### GIVEN REQUEST
Locate and copy each line in the data that contains the word "JSON".
---+---
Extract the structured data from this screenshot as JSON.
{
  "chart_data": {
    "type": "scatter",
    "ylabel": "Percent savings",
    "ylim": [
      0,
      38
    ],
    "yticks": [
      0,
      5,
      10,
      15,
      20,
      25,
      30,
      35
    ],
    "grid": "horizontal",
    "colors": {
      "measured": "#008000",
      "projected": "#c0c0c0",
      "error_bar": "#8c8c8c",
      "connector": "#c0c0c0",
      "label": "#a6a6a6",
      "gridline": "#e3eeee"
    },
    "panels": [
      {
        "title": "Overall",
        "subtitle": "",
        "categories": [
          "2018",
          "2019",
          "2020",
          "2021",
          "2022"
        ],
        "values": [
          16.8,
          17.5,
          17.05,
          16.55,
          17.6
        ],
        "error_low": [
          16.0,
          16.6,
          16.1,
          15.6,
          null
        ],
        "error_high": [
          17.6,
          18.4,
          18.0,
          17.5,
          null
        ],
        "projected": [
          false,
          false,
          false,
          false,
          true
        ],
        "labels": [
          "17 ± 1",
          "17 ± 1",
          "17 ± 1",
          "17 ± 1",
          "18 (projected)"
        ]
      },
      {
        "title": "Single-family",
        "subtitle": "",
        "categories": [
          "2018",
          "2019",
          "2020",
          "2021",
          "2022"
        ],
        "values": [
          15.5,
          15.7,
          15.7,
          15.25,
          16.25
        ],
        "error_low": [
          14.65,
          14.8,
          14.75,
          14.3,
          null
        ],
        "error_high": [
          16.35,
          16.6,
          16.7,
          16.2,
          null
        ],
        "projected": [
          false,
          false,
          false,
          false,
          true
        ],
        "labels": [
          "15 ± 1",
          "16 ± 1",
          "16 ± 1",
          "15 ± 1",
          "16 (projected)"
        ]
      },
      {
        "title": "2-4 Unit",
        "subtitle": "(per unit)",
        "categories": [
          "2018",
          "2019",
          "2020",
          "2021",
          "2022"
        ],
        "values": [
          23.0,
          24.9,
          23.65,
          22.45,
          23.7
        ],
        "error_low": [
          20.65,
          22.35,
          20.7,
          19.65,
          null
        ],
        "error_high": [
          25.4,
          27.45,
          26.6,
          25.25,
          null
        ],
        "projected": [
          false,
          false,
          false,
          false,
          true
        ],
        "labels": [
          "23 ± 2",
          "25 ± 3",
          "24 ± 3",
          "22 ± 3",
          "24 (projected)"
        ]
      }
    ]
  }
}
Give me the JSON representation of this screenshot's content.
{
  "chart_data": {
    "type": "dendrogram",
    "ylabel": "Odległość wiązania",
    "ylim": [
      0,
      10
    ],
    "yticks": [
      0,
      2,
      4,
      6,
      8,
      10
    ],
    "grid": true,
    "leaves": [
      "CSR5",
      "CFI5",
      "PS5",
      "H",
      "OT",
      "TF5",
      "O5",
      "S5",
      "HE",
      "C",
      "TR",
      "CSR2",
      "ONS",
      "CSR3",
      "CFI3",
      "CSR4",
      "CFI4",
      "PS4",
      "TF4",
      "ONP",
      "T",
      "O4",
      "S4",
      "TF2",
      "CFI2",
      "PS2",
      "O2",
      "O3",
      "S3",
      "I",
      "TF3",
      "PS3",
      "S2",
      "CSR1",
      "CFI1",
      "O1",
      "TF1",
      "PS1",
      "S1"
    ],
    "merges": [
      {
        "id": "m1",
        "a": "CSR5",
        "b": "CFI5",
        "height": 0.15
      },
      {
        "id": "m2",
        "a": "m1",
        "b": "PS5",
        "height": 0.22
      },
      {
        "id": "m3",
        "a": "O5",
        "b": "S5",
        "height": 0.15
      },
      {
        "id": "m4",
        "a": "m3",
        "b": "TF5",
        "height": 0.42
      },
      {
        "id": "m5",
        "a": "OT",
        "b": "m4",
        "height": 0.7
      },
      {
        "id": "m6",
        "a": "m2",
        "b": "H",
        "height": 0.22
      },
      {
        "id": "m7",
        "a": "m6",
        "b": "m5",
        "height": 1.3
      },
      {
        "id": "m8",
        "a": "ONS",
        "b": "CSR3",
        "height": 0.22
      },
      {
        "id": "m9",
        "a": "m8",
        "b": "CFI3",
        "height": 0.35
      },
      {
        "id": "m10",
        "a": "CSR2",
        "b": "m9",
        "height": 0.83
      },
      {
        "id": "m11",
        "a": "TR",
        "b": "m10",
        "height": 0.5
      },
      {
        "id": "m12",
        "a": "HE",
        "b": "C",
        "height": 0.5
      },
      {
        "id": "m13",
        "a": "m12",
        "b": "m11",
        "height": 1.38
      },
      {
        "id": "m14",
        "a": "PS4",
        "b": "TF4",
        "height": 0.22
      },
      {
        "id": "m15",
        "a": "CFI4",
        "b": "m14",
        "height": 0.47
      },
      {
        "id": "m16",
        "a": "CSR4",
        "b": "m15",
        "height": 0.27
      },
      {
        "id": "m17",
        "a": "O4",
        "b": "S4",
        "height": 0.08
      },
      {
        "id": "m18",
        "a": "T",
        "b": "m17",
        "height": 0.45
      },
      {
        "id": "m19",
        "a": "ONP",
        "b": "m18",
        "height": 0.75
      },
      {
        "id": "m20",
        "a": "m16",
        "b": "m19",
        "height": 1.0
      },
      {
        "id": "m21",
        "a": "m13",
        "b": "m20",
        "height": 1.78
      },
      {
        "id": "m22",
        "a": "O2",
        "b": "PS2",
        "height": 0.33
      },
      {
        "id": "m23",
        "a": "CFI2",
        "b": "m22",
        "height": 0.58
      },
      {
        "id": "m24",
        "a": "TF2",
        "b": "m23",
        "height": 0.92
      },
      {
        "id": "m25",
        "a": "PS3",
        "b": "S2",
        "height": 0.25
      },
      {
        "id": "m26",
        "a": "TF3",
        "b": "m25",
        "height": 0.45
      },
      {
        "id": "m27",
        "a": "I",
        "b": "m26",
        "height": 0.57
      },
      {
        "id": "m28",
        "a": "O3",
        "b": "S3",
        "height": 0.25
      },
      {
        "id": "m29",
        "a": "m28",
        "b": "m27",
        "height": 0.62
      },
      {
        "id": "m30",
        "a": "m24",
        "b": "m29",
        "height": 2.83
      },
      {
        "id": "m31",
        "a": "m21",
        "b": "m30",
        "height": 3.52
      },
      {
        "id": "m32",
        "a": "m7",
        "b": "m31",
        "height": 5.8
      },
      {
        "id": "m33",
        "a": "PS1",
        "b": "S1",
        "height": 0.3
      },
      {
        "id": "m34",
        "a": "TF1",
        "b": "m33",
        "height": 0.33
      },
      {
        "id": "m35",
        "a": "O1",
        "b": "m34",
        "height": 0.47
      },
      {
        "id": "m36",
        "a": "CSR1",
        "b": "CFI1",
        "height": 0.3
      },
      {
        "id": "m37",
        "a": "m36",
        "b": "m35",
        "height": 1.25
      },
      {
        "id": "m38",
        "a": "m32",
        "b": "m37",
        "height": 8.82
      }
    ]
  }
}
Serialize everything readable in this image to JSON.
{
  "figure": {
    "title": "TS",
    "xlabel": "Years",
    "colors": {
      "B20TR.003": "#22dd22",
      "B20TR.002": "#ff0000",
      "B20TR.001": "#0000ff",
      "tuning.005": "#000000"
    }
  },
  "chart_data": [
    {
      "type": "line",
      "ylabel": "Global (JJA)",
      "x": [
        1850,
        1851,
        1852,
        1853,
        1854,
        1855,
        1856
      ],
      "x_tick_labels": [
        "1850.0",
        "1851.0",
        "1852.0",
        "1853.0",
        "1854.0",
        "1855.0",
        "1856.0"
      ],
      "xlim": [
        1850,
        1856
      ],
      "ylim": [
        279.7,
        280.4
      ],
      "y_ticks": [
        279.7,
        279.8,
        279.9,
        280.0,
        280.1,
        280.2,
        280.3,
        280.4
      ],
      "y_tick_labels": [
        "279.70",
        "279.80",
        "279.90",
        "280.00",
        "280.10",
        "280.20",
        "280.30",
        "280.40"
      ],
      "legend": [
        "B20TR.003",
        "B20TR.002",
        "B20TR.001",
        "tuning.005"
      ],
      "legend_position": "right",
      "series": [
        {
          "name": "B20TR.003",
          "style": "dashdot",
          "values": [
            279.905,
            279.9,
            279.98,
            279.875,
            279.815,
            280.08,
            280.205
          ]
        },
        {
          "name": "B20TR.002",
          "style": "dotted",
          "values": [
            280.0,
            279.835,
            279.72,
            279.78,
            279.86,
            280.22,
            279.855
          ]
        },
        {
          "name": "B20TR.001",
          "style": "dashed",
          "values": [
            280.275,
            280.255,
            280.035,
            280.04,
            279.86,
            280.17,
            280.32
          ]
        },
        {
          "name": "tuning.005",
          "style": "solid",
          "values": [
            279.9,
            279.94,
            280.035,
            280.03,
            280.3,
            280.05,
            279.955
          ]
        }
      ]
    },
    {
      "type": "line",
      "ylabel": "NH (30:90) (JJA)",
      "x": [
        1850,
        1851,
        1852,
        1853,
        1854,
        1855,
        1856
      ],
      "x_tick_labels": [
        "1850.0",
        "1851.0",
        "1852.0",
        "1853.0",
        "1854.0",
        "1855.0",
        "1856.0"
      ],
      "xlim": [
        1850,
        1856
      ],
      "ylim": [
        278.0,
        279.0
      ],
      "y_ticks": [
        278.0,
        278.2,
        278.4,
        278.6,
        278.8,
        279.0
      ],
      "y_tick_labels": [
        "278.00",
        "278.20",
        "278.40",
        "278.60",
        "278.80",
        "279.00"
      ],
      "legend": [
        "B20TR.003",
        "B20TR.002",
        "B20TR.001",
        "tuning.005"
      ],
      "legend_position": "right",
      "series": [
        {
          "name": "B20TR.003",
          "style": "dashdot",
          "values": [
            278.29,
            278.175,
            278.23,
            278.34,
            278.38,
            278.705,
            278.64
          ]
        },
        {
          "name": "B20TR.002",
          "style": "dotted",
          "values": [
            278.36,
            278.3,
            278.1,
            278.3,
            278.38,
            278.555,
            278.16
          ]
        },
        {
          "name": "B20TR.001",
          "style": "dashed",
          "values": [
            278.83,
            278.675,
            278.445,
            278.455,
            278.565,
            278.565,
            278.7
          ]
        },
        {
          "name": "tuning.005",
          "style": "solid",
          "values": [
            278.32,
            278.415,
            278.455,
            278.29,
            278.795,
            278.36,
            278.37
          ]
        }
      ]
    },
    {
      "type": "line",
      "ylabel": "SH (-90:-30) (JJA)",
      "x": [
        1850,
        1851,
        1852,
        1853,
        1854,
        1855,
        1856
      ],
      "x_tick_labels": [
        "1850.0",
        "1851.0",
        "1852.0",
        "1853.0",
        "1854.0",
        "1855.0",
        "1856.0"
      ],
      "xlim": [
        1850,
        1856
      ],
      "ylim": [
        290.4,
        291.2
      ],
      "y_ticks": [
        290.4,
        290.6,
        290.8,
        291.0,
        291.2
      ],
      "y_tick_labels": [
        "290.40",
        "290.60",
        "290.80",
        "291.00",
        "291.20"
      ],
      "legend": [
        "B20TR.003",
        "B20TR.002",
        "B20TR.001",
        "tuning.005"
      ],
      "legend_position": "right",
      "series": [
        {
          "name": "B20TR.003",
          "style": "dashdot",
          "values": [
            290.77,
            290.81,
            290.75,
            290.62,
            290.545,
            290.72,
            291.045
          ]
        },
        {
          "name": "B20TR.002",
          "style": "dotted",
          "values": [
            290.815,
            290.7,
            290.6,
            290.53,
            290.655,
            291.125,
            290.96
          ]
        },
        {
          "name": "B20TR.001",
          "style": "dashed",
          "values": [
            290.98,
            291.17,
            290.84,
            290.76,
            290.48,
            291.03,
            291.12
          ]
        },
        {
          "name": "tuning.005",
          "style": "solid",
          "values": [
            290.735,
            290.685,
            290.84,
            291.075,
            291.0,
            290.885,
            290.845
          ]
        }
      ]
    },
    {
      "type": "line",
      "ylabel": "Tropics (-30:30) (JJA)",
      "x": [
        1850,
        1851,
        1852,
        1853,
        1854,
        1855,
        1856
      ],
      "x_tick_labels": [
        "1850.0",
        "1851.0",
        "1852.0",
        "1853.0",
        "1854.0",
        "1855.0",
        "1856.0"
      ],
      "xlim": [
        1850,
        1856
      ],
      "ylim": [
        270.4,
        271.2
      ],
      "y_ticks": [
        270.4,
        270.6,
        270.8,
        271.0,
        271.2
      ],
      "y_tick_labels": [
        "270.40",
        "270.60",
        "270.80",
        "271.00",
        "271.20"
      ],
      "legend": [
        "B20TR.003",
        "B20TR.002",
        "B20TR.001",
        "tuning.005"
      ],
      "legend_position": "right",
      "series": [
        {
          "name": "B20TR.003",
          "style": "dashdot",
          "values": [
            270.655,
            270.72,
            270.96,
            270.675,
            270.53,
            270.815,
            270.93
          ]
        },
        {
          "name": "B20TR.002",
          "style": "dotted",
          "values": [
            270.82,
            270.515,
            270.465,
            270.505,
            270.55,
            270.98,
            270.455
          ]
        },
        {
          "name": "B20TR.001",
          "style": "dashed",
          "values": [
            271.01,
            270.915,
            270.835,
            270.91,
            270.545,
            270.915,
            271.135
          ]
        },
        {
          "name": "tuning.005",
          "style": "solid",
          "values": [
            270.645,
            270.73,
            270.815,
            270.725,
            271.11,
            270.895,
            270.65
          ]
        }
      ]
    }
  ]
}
---+---
### TASK ANSWER
Extract the structured data from this screenshot as JSON.
Give me the JSON representation of this screenshot's content.
Serialize everything readable in this image to JSON.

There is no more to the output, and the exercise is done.